:: SOURCE EXTRACT ::
Don't sand store cubes or spray with silicone, especially not in succession immidiantly. For me, the pieces expand and centers break. Or, it locks up like crazy.


----------



## alexc (Mar 31, 2008)

@fanwuq
I put sand to where down a completely new storebought cube and it ruined it.


----------



## 0l3n (Apr 11, 2008)

Ive been looking at some of the cube at 9spuzzles and it looks like they are REALLY cheap, I mean like a dollar kind off price, is this really the real price or does the shipping cost a fortune?

Oh and are the black DIY's not as good as the white ones?


----------



## fanwuq (Apr 16, 2008)

0l3n said:


> Ive been looking at some of the cube at 9spuzzles and it looks like they are REALLY cheap, I mean like a dollar kind off price, is this really the real price or does the shipping cost a fortune?
> 
> Oh and are the black DIY's not as good as the white ones?



9spuzzle should be good. Depends on type. Same type should be about the same. Type A is nice.


----------



## noobcuber (Apr 23, 2008)

Thank you this helps but to be more specific I bought a type c DIY but apparently a type A is the best, is this a significant difference thatg I would as a noob easily notice or is type A actually alot better and why?


----------



## info (Apr 25, 2008)

I don't want to complicate things but it seems some new people to the forum (like me) have missed the fact that there are new and old type A cubes. I'm not sure if PuzzleProz sells both types yet (cube4you does but there is the shipping factor). It's quite confusing but it seems that the new type A is also very good.

:: TASK BRIEF ::
Quote the part of the cube forum thread that opens with the words "## 0l3n (Apr" and closes with "(Apr 16, 2008)". The data that comes next has no connection to the cube forum thread.

:: COLLECTED DATA ::
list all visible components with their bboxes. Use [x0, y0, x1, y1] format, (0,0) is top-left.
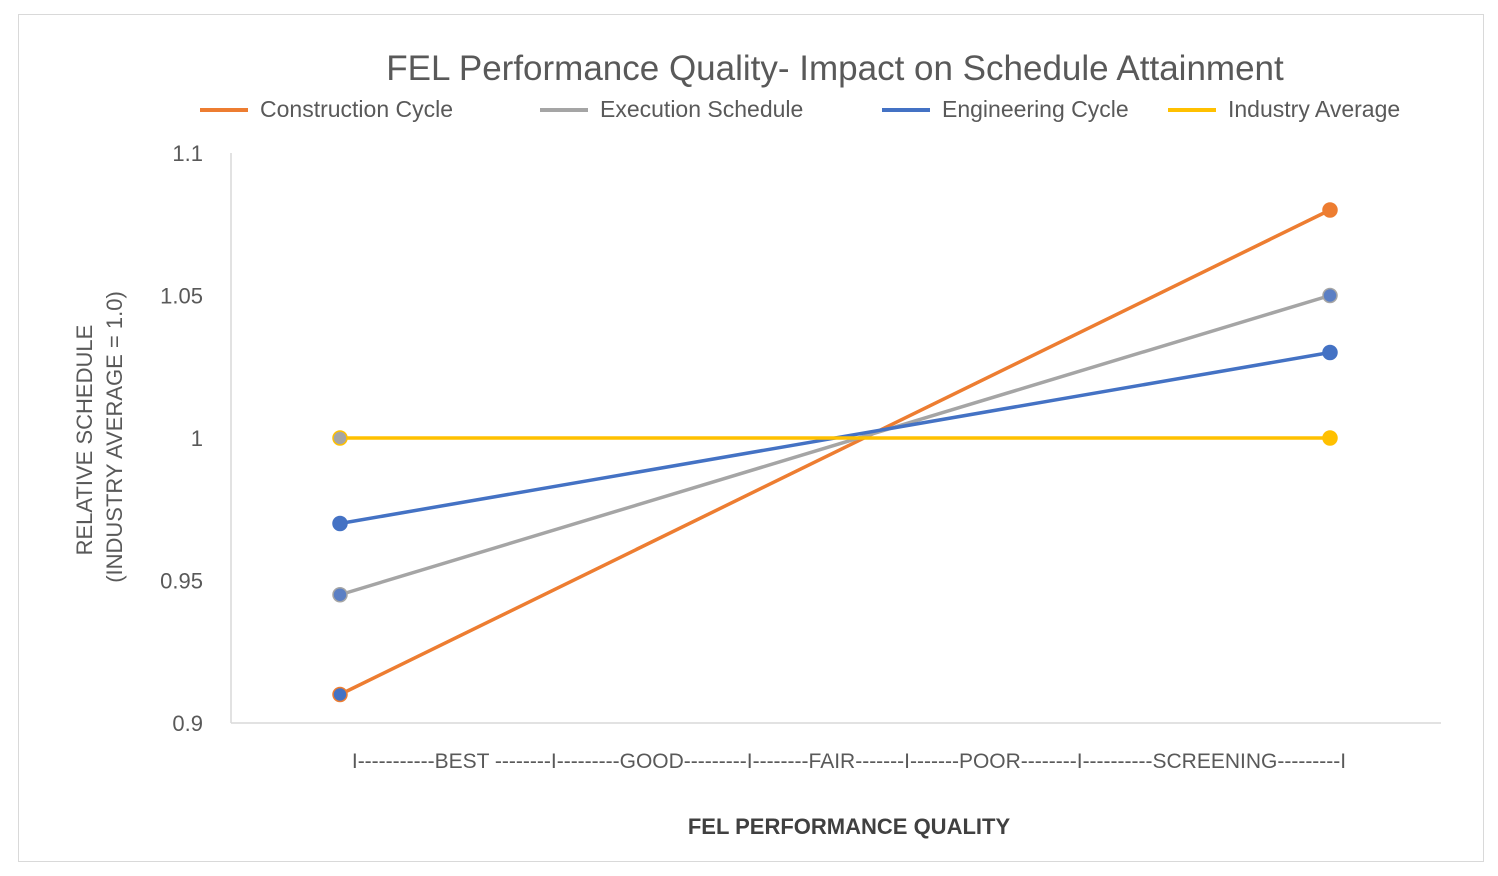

:: CORRECT OUTPUT ::
## 0l3n (Apr 11, 2008)

Ive been looking at some of the cube at 9spuzzles and it looks like they are REALLY cheap, I mean like a dollar kind off price, is this really the real price or does the shipping cost a fortune?

Oh and are the black DIY's not as good as the white ones?


----------



## fanwuq (Apr 16, 2008)